YOUR TASK
Reproduce the full listing that appears beneath this instruction exactly.

Dataset entries on figures
--- start ---

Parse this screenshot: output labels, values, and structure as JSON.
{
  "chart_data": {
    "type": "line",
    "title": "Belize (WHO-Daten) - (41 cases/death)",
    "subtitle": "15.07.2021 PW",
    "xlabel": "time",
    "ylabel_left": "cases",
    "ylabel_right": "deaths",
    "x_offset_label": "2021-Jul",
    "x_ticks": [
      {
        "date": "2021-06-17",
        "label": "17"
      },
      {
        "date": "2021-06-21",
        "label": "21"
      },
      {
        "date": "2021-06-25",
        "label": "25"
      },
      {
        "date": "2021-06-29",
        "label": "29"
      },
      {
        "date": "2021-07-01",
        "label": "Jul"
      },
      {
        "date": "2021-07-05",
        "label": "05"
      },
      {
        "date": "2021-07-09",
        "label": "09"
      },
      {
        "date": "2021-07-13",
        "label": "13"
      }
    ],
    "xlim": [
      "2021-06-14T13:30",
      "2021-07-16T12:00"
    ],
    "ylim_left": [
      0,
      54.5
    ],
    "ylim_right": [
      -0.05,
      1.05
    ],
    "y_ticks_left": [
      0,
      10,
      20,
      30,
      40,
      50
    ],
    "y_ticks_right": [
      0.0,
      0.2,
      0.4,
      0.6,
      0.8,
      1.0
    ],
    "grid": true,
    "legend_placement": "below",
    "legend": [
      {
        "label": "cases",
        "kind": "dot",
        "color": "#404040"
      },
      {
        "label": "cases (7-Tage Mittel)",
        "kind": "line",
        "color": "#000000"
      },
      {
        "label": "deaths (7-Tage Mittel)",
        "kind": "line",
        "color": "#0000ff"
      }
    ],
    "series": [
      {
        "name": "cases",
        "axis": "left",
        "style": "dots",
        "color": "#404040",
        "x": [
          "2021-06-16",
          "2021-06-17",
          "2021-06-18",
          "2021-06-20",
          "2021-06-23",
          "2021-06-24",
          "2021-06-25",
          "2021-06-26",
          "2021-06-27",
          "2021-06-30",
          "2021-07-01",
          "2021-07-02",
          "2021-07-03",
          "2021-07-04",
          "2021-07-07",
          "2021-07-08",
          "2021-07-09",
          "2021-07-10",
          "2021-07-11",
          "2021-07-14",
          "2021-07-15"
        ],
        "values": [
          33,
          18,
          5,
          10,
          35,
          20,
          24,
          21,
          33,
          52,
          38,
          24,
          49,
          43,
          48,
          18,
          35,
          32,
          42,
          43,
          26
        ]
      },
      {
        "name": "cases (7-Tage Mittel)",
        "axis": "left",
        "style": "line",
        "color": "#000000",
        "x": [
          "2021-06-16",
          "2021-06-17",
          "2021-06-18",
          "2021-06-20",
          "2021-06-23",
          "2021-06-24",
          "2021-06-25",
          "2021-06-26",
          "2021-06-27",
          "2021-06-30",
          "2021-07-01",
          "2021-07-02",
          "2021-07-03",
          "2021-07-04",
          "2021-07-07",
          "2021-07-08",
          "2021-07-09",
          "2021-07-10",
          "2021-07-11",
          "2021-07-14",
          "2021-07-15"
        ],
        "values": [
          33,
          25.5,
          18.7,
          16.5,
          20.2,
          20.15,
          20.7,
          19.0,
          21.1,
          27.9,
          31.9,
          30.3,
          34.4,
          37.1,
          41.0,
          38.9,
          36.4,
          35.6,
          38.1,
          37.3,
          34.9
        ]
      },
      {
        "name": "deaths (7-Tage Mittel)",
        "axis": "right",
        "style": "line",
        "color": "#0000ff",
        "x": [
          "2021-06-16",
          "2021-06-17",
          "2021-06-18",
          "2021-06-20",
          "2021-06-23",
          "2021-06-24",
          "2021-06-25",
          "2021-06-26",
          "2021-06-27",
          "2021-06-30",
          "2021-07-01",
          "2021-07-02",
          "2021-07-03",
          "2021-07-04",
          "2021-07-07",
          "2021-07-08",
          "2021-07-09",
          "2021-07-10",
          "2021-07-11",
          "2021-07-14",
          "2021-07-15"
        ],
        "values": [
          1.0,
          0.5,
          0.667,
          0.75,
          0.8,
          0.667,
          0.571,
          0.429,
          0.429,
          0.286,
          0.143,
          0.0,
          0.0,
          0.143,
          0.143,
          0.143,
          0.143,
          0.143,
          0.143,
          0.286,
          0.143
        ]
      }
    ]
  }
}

--- end ---

SOLUTION TO THIS TASK
Parse this screenshot: output labels, values, and structure as JSON.
{
  "chart_data": {
    "type": "line",
    "title": "Belize (WHO-Daten) - (41 cases/death)",
    "subtitle": "15.07.2021 PW",
    "xlabel": "time",
    "ylabel_left": "cases",
    "ylabel_right": "deaths",
    "x_offset_label": "2021-Jul",
    "x_ticks": [
      {
        "date": "2021-06-17",
        "label": "17"
      },
      {
        "date": "2021-06-21",
        "label": "21"
      },
      {
        "date": "2021-06-25",
        "label": "25"
      },
      {
        "date": "2021-06-29",
        "label": "29"
      },
      {
        "date": "2021-07-01",
        "label": "Jul"
      },
      {
        "date": "2021-07-05",
        "label": "05"
      },
      {
        "date": "2021-07-09",
        "label": "09"
      },
      {
        "date": "2021-07-13",
        "label": "13"
      }
    ],
    "xlim": [
      "2021-06-14T13:30",
      "2021-07-16T12:00"
    ],
    "ylim_left": [
      0,
      54.5
    ],
    "ylim_right": [
      -0.05,
      1.05
    ],
    "y_ticks_left": [
      0,
      10,
      20,
      30,
      40,
      50
    ],
    "y_ticks_right": [
      0.0,
      0.2,
      0.4,
      0.6,
      0.8,
      1.0
    ],
    "grid": true,
    "legend_placement": "below",
    "legend": [
      {
        "label": "cases",
        "kind": "dot",
        "color": "#404040"
      },
      {
        "label": "cases (7-Tage Mittel)",
        "kind": "line",
        "color": "#000000"
      },
      {
        "label": "deaths (7-Tage Mittel)",
        "kind": "line",
        "color": "#0000ff"
      }
    ],
    "series": [
      {
        "name": "cases",
        "axis": "left",
        "style": "dots",
        "color": "#404040",
        "x": [
          "2021-06-16",
          "2021-06-17",
          "2021-06-18",
          "2021-06-20",
          "2021-06-23",
          "2021-06-24",
          "2021-06-25",
          "2021-06-26",
          "2021-06-27",
          "2021-06-30",
          "2021-07-01",
          "2021-07-02",
          "2021-07-03",
          "2021-07-04",
          "2021-07-07",
          "2021-07-08",
          "2021-07-09",
          "2021-07-10",
          "2021-07-11",
          "2021-07-14",
          "2021-07-15"
        ],
        "values": [
          33,
          18,
          5,
          10,
          35,
          20,
          24,
          21,
          33,
          52,
          38,
          24,
          49,
          43,
          48,
          18,
          35,
          32,
          42,
          43,
          26
        ]
      },
      {
        "name": "cases (7-Tage Mittel)",
        "axis": "left",
        "style": "line",
        "color": "#000000",
        "x": [
          "2021-06-16",
          "2021-06-17",
          "2021-06-18",
          "2021-06-20",
          "2021-06-23",
          "2021-06-24",
          "2021-06-25",
          "2021-06-26",
          "2021-06-27",
          "2021-06-30",
          "2021-07-01",
          "2021-07-02",
          "2021-07-03",
          "2021-07-04",
          "2021-07-07",
          "2021-07-08",
          "2021-07-09",
          "2021-07-10",
          "2021-07-11",
          "2021-07-14",
          "2021-07-15"
        ],
        "values": [
          33,
          25.5,
          18.7,
          16.5,
          20.2,
          20.15,
          20.7,
          19.0,
          21.1,
          27.9,
          31.9,
          30.3,
          34.4,
          37.1,
          41.0,
          38.9,
          36.4,
          35.6,
          38.1,
          37.3,
          34.9
        ]
      },
      {
        "name": "deaths (7-Tage Mittel)",
        "axis": "right",
        "style": "line",
        "color": "#0000ff",
        "x": [
          "2021-06-16",
          "2021-06-17",
          "2021-06-18",
          "2021-06-20",
          "2021-06-23",
          "2021-06-24",
          "2021-06-25",
          "2021-06-26",
          "2021-06-27",
          "2021-06-30",
          "2021-07-01",
          "2021-07-02",
          "2021-07-03",
          "2021-07-04",
          "2021-07-07",
          "2021-07-08",
          "2021-07-09",
          "2021-07-10",
          "2021-07-11",
          "2021-07-14",
          "2021-07-15"
        ],
        "values": [
          1.0,
          0.5,
          0.667,
          0.75,
          0.8,
          0.667,
          0.571,
          0.429,
          0.429,
          0.286,
          0.143,
          0.0,
          0.0,
          0.143,
          0.143,
          0.143,
          0.143,
          0.143,
          0.143,
          0.286,
          0.143
        ]
      }
    ]
  }
}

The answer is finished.